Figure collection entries
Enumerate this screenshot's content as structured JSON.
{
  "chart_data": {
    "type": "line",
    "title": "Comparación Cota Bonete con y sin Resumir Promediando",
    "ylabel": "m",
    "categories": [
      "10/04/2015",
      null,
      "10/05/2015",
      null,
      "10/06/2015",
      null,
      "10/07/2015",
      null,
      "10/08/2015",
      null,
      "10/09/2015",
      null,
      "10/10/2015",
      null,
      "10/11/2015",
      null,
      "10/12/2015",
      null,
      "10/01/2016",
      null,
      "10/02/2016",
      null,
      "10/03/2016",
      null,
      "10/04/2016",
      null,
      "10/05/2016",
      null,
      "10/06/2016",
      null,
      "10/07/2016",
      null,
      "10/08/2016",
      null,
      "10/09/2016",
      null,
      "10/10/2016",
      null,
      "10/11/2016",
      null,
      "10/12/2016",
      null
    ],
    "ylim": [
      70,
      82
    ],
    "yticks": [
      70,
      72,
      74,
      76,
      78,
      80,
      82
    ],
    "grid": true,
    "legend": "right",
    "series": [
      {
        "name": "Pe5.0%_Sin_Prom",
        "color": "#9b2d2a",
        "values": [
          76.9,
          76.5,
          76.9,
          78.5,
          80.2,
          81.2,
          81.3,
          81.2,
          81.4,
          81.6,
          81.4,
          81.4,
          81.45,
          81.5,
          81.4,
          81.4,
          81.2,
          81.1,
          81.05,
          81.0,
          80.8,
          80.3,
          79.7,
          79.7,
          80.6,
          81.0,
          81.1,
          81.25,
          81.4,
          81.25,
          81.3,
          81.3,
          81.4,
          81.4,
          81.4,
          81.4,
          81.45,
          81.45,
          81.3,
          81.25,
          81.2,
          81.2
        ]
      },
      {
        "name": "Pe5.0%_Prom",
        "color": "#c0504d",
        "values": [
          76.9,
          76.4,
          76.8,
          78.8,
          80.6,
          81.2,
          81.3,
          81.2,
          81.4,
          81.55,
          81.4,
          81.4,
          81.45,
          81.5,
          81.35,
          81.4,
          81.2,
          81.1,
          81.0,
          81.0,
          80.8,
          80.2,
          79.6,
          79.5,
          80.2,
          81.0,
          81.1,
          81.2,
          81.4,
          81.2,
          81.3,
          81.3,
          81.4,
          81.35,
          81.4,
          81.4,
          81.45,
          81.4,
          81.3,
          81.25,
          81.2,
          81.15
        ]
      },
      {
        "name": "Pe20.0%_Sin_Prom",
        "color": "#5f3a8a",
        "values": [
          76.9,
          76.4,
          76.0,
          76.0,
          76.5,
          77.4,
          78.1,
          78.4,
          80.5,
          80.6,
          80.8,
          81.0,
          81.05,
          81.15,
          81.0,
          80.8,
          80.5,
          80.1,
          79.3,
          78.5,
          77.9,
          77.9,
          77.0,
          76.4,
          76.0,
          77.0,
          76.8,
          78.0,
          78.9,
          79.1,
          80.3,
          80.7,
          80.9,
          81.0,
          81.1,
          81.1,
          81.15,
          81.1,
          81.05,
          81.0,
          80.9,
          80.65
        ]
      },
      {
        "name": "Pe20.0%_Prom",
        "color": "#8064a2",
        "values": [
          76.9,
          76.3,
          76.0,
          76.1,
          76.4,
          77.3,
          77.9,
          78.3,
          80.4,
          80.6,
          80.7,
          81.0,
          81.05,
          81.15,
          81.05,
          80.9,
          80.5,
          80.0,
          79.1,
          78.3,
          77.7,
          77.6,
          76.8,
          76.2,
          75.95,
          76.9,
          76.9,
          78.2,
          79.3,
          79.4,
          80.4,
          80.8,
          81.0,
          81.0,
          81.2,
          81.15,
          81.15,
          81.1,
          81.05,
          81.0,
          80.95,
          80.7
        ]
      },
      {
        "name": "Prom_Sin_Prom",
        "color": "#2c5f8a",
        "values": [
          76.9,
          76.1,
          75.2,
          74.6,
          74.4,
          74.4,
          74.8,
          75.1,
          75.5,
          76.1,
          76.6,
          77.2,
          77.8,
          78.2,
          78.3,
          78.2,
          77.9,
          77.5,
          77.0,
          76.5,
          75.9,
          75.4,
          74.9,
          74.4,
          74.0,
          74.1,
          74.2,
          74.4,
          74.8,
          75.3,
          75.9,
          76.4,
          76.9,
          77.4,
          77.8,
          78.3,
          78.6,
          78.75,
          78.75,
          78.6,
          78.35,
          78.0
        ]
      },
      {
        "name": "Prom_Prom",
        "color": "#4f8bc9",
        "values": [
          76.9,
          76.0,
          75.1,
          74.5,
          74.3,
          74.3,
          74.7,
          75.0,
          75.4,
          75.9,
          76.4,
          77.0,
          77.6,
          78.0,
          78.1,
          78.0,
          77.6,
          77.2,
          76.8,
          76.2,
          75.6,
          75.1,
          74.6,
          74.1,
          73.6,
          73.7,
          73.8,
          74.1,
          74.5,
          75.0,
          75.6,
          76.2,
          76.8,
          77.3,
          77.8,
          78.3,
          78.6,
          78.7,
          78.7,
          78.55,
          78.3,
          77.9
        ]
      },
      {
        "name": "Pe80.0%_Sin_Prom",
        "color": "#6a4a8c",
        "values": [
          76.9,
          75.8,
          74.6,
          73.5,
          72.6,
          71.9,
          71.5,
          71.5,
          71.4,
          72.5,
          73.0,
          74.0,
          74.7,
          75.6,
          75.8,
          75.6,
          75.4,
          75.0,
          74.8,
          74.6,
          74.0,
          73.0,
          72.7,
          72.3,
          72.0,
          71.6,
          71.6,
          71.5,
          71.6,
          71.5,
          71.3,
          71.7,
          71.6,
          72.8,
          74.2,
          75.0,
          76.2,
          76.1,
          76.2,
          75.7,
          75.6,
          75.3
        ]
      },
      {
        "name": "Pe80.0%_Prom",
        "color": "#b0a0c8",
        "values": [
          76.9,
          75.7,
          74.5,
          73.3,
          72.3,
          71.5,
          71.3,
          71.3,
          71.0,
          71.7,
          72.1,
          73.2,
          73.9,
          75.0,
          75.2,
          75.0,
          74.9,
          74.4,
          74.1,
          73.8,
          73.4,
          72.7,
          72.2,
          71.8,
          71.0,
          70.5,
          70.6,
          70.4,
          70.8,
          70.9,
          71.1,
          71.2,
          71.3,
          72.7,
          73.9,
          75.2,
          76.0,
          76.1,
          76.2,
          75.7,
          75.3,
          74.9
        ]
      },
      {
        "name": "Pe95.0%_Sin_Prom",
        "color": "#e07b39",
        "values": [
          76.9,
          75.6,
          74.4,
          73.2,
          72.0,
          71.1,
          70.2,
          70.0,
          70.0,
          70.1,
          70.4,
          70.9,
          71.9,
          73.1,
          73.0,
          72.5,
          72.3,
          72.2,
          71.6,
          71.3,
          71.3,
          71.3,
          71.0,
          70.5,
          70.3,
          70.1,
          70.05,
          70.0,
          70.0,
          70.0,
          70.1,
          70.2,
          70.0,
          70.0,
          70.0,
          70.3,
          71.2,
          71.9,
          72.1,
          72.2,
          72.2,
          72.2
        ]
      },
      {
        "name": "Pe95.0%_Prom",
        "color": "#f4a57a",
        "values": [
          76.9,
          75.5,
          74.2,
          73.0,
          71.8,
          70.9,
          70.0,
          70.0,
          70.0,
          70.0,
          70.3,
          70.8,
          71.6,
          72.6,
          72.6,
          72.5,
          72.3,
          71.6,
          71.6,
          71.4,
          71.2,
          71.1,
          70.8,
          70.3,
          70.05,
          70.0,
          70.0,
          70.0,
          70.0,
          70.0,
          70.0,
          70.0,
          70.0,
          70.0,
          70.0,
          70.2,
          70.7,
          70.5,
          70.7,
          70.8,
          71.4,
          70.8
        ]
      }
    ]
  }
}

__What to produce__. Across the entries, how many lines contain "name"? Reply with the number only.

__Final result__. 10